--- Records for the exercise ---
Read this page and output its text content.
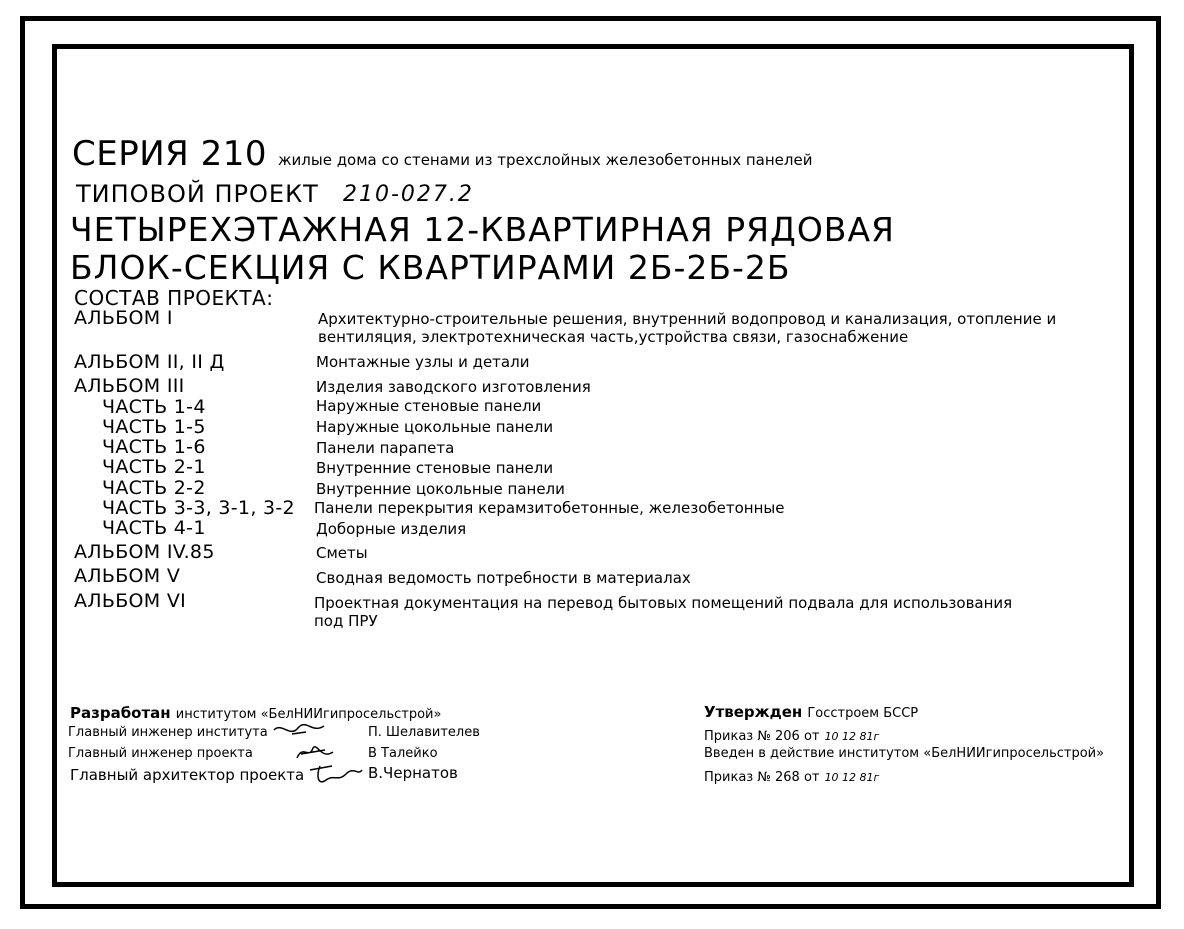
СЕРИЯ 210 жилые дома со стенами из трехслойных железобетонных панелей
ТИПОВОЙ ПРОЕКТ 210-027.2
ЧЕТЫРЕХЭТАЖНАЯ 12-КВАРТИРНАЯ РЯДОВАЯ
БЛОК-СЕКЦИЯ С КВАРТИРАМИ 2Б-2Б-2Б
СОСТАВ ПРОЕКТА:
АЛЬБОМ I
АЛЬБОМ II, II Д
АЛЬБОМ III
ЧАСТЬ 1-4
ЧАСТЬ 1-5
ЧАСТЬ 1-6
ЧАСТЬ 2-1
ЧАСТЬ 2-2
ЧАСТЬ 3-3, 3-1, 3-2
ЧАСТЬ 4-1
АЛЬБОМ IV.85
АЛЬБОМ V
АЛЬБОМ VI
Архитектурно-строительные решения, внутренний водопровод и канализация, отопление и
вентиляция, электротехническая часть,устройства связи, газоснабжение
Монтажные узлы и детали
Изделия заводского изготовления
Наружные стеновые панели
Наружные цокольные панели
Панели парапета
Внутренние стеновые панели
Внутренние цокольные панели
Панели перекрытия керамзитобетонные, железобетонные
Доборные изделия
Сметы
Сводная ведомость потребности в материалах
Проектная документация на перевод бытовых помещений подвала для использования
под ПРУ
Разработан институтом «БелНИИгипросельстрой»
Главный инженер института
Главный инженер проекта
Главный архитектор проекта
П. Шелавителев
В Талейко
В.Чернатов
Утвержден Госстроем БССР
Приказ № 206 от 10 12 81г
Введен в действие институтом «БелНИИгипросельстрой»
Приказ № 268 от 10 12 81г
---
* The task: Exclude the pictures. Write out the remaining data exactly.

* Exercise response:
Read this page and output its text content.
СЕРИЯ 210 жилые дома со стенами из трехслойных железобетонных панелей
ТИПОВОЙ ПРОЕКТ 210-027.2
ЧЕТЫРЕХЭТАЖНАЯ 12-КВАРТИРНАЯ РЯДОВАЯ
БЛОК-СЕКЦИЯ С КВАРТИРАМИ 2Б-2Б-2Б
СОСТАВ ПРОЕКТА:
АЛЬБОМ I
АЛЬБОМ II, II Д
АЛЬБОМ III
ЧАСТЬ 1-4
ЧАСТЬ 1-5
ЧАСТЬ 1-6
ЧАСТЬ 2-1
ЧАСТЬ 2-2
ЧАСТЬ 3-3, 3-1, 3-2
ЧАСТЬ 4-1
АЛЬБОМ IV.85
АЛЬБОМ V
АЛЬБОМ VI
Архитектурно-строительные решения, внутренний водопровод и канализация, отопление и
вентиляция, электротехническая часть,устройства связи, газоснабжение
Монтажные узлы и детали
Изделия заводского изготовления
Наружные стеновые панели
Наружные цокольные панели
Панели парапета
Внутренние стеновые панели
Внутренние цокольные панели
Панели перекрытия керамзитобетонные, железобетонные
Доборные изделия
Сметы
Сводная ведомость потребности в материалах
Проектная документация на перевод бытовых помещений подвала для использования
под ПРУ
Разработан институтом «БелНИИгипросельстрой»
Главный инженер института
Главный инженер проекта
Главный архитектор проекта
П. Шелавителев
В Талейко
В.Чернатов
Утвержден Госстроем БССР
Приказ № 206 от 10 12 81г
Введен в действие институтом «БелНИИгипросельстрой»
Приказ № 268 от 10 12 81г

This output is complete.